» Data to process:
-- BEGIN --

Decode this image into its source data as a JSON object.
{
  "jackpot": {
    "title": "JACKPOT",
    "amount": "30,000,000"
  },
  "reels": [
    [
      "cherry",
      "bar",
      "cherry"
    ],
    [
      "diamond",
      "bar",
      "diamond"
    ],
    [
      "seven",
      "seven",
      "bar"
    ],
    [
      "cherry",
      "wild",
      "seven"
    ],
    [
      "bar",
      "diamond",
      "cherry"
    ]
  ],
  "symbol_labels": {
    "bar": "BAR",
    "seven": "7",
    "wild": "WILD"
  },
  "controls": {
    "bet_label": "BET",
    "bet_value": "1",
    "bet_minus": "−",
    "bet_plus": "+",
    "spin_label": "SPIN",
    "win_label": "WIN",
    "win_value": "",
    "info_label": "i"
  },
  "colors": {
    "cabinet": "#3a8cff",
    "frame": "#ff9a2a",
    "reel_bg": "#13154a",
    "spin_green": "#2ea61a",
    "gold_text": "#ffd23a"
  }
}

-- END --

» Prompt:
Restate the whole listing exactly.

» Solution for this problem:
Decode this image into its source data as a JSON object.
{
  "jackpot": {
    "title": "JACKPOT",
    "amount": "30,000,000"
  },
  "reels": [
    [
      "cherry",
      "bar",
      "cherry"
    ],
    [
      "diamond",
      "bar",
      "diamond"
    ],
    [
      "seven",
      "seven",
      "bar"
    ],
    [
      "cherry",
      "wild",
      "seven"
    ],
    [
      "bar",
      "diamond",
      "cherry"
    ]
  ],
  "symbol_labels": {
    "bar": "BAR",
    "seven": "7",
    "wild": "WILD"
  },
  "controls": {
    "bet_label": "BET",
    "bet_value": "1",
    "bet_minus": "−",
    "bet_plus": "+",
    "spin_label": "SPIN",
    "win_label": "WIN",
    "win_value": "",
    "info_label": "i"
  },
  "colors": {
    "cabinet": "#3a8cff",
    "frame": "#ff9a2a",
    "reel_bg": "#13154a",
    "spin_green": "#2ea61a",
    "gold_text": "#ffd23a"
  }
}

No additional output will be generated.